* Supplied information *
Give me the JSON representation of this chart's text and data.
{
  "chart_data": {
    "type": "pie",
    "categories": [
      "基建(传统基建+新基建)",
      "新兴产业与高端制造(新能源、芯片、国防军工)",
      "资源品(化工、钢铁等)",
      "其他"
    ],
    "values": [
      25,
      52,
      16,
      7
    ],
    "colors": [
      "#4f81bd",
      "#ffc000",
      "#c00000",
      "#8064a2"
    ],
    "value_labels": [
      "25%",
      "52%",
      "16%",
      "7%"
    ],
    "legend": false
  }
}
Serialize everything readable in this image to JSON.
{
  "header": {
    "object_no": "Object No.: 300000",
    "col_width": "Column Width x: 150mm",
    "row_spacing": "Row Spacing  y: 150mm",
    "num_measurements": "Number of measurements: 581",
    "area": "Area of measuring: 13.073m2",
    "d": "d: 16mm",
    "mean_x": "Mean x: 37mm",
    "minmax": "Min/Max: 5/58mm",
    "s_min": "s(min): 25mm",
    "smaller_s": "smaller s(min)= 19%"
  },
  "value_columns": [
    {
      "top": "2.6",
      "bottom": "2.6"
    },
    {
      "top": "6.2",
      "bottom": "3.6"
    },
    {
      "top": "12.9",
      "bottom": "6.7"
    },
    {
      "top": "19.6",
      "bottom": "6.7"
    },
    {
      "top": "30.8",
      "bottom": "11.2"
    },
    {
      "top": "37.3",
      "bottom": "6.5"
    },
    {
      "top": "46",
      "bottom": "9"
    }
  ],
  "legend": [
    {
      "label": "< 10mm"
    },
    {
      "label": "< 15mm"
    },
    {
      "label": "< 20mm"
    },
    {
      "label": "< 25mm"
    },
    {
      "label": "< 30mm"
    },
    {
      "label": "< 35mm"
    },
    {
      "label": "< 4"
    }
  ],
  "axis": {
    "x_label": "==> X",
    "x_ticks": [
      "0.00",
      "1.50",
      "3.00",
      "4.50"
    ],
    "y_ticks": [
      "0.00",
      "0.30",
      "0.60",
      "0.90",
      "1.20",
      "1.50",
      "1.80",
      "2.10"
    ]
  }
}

* Task brief *
In the records above, find each line holding "JSON" and copy it.

* Solution for this task *
Give me the JSON representation of this chart's text and data.
Serialize everything readable in this image to JSON.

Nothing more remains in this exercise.